■ What you need to do
Reply with one number only: the count of lines below that contain the word "Friesland".

■ Rows
--- --- ---
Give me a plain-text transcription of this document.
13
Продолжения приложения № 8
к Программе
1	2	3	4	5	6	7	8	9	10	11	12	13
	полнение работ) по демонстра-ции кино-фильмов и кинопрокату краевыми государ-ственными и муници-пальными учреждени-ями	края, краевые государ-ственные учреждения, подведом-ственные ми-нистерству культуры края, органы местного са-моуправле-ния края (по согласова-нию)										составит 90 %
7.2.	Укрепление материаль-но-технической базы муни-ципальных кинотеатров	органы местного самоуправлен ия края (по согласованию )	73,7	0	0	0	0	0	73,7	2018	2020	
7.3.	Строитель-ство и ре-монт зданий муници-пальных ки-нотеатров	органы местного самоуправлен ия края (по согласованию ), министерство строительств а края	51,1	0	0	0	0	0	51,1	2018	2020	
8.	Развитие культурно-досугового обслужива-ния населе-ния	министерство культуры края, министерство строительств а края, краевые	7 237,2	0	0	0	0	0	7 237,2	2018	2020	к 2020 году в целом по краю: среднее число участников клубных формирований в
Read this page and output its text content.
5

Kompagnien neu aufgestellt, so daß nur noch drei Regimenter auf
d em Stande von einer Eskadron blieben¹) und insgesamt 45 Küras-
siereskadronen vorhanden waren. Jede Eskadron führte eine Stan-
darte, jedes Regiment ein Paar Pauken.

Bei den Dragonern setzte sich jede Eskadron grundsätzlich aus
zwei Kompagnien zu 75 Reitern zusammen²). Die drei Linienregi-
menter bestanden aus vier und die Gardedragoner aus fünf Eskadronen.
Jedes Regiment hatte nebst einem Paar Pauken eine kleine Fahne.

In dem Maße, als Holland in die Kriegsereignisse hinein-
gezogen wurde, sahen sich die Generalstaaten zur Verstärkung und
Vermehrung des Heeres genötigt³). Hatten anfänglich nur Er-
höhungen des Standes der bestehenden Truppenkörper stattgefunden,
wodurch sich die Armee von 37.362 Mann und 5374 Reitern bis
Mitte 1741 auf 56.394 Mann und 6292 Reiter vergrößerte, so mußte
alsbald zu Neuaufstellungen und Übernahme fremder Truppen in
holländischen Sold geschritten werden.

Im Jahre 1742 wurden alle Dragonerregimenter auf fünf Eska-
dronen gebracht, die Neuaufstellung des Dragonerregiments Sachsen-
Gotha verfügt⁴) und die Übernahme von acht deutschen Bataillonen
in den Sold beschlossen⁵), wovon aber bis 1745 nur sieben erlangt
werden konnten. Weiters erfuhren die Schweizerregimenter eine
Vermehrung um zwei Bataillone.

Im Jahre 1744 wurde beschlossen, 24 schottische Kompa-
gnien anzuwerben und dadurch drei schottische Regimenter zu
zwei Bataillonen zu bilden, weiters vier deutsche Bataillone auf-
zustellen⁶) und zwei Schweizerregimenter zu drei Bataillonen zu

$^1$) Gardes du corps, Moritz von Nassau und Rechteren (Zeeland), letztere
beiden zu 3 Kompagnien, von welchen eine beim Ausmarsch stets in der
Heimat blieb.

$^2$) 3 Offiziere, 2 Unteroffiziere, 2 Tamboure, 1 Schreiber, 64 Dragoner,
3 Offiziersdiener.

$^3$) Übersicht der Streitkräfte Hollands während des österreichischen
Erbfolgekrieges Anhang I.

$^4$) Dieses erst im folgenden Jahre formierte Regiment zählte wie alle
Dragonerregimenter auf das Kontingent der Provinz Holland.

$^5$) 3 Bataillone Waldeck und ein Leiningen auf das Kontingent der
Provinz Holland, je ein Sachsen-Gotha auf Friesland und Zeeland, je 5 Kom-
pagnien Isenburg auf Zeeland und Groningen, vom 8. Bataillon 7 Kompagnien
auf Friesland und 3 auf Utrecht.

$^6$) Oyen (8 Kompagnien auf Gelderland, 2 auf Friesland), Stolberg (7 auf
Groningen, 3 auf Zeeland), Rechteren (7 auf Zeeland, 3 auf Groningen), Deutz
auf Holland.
--- --- ---
■ Full answer
3